Short problem: Out of the lines in this data, how many include "parameter"? Give the number and nothing else.

┌──

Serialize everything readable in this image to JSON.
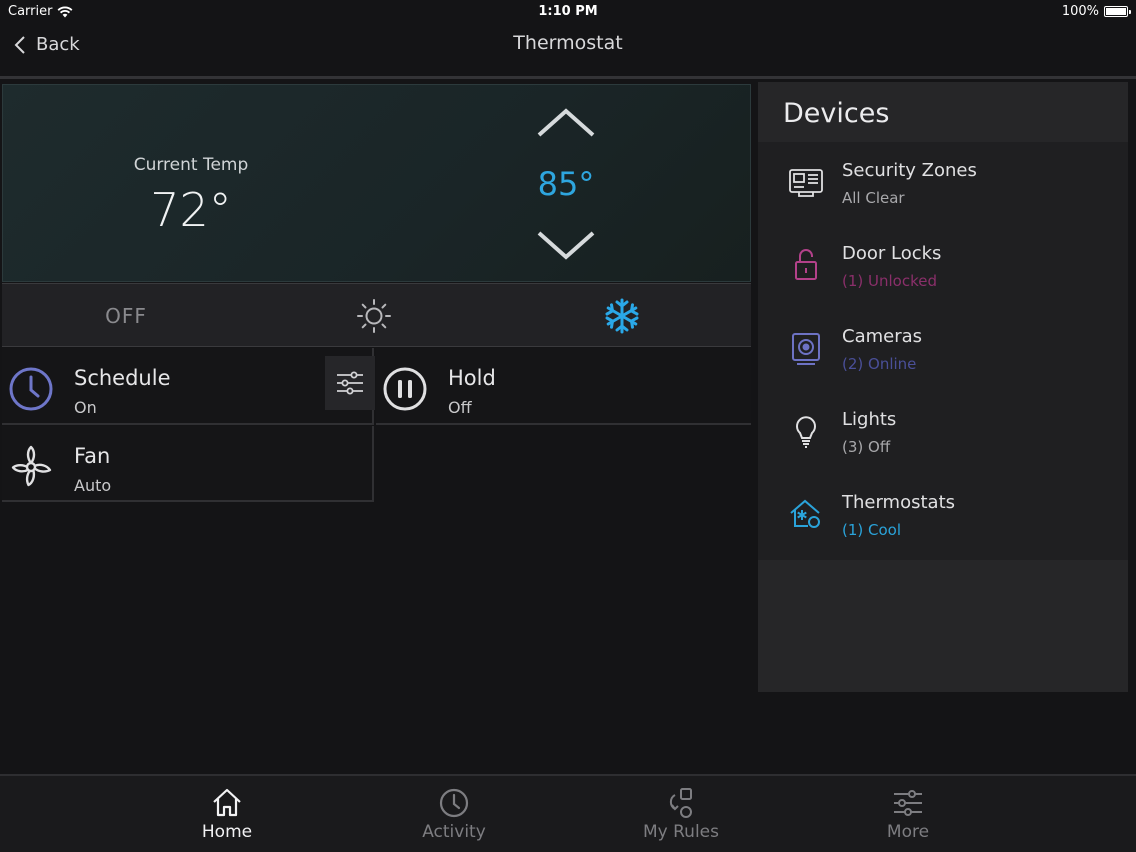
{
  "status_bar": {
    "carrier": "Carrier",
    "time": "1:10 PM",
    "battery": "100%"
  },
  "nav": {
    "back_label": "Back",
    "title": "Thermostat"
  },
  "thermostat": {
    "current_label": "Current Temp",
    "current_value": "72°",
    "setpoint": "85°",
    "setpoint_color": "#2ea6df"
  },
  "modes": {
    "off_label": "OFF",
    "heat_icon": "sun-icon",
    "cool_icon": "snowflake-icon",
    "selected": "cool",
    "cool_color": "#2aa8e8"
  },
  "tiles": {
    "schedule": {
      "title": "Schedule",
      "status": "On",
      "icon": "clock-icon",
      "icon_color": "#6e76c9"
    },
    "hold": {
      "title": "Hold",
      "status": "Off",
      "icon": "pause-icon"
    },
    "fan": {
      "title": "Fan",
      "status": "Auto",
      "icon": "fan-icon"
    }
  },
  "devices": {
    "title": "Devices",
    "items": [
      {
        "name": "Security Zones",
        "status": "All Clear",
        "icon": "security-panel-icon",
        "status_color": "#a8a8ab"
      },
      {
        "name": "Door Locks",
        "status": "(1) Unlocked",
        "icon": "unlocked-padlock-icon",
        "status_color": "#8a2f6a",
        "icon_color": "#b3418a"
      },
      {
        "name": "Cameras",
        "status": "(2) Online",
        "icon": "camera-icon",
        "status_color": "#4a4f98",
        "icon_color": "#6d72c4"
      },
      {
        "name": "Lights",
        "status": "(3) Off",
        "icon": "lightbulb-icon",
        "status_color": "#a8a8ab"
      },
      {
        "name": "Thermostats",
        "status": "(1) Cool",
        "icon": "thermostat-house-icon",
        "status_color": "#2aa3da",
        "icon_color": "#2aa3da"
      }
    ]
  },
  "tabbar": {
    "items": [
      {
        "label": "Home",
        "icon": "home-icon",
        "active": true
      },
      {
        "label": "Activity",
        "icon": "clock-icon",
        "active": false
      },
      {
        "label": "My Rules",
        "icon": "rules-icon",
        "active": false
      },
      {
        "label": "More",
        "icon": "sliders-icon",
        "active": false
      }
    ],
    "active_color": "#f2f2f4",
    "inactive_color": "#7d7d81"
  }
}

└──
┌──

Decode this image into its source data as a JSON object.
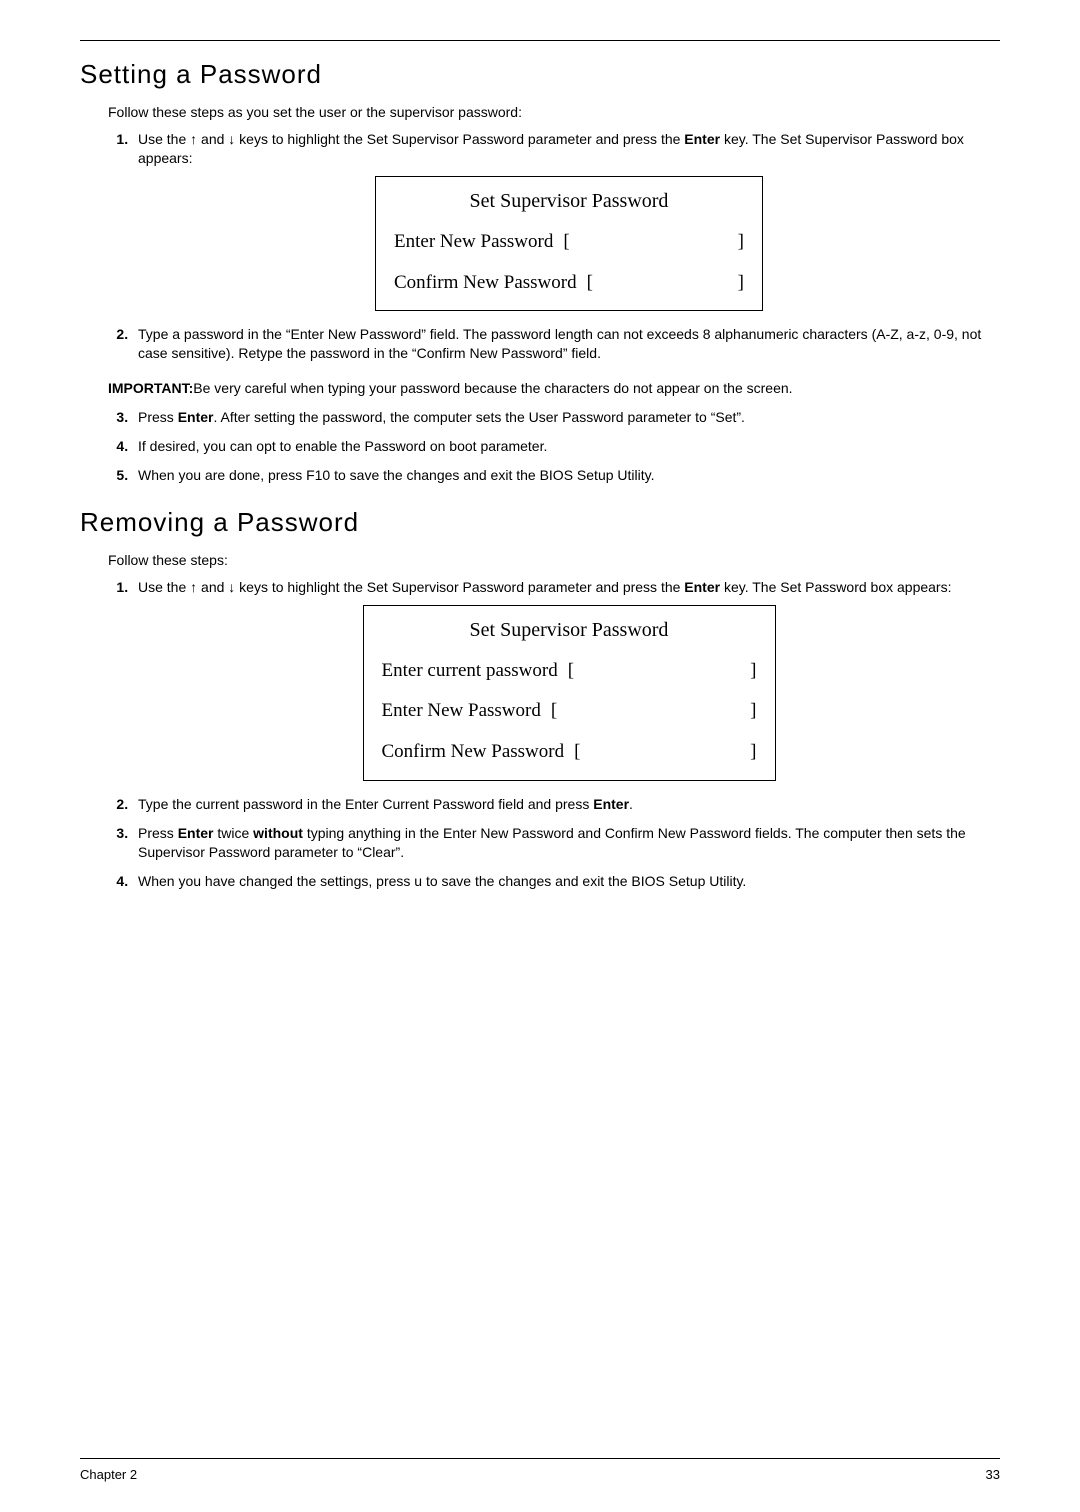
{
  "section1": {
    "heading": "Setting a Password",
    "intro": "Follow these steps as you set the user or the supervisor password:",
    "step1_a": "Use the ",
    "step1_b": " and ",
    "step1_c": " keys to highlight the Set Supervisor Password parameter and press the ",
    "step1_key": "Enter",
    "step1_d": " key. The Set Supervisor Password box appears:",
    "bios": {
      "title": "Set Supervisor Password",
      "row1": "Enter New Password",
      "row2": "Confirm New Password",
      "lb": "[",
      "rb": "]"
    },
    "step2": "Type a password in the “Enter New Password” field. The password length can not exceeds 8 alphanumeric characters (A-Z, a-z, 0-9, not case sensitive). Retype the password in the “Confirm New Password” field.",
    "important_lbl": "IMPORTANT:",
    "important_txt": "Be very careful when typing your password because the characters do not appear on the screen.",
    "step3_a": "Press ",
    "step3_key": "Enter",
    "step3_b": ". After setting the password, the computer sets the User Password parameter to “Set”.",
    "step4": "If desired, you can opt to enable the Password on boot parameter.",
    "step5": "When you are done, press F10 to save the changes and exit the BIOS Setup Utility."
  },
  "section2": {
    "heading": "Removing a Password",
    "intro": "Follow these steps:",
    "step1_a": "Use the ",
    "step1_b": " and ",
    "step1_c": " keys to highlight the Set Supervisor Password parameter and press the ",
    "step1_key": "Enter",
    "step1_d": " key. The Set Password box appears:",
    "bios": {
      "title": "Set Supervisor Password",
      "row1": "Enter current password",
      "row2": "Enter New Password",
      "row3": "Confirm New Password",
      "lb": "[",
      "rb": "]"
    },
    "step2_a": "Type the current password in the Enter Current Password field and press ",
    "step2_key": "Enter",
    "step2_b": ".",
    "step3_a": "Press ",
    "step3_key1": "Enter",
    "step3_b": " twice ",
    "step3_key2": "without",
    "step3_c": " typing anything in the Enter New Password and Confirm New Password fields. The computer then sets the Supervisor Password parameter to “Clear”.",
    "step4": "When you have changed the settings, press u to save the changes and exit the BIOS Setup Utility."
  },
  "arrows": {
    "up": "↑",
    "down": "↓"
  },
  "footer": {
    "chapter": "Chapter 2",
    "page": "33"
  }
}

└──
┌──

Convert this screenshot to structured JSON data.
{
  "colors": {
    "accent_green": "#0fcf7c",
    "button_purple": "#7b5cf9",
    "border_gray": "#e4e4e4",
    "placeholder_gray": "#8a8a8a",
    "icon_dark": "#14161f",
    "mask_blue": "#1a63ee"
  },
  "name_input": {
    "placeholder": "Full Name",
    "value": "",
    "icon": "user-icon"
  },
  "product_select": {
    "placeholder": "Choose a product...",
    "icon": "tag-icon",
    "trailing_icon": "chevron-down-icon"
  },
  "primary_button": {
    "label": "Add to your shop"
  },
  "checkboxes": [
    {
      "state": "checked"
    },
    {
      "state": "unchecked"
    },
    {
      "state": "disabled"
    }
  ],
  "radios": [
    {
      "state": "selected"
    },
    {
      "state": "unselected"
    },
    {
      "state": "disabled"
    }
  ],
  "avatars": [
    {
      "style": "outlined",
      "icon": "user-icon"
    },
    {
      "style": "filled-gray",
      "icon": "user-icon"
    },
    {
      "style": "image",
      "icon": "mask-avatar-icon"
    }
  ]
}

└──

Task output: 5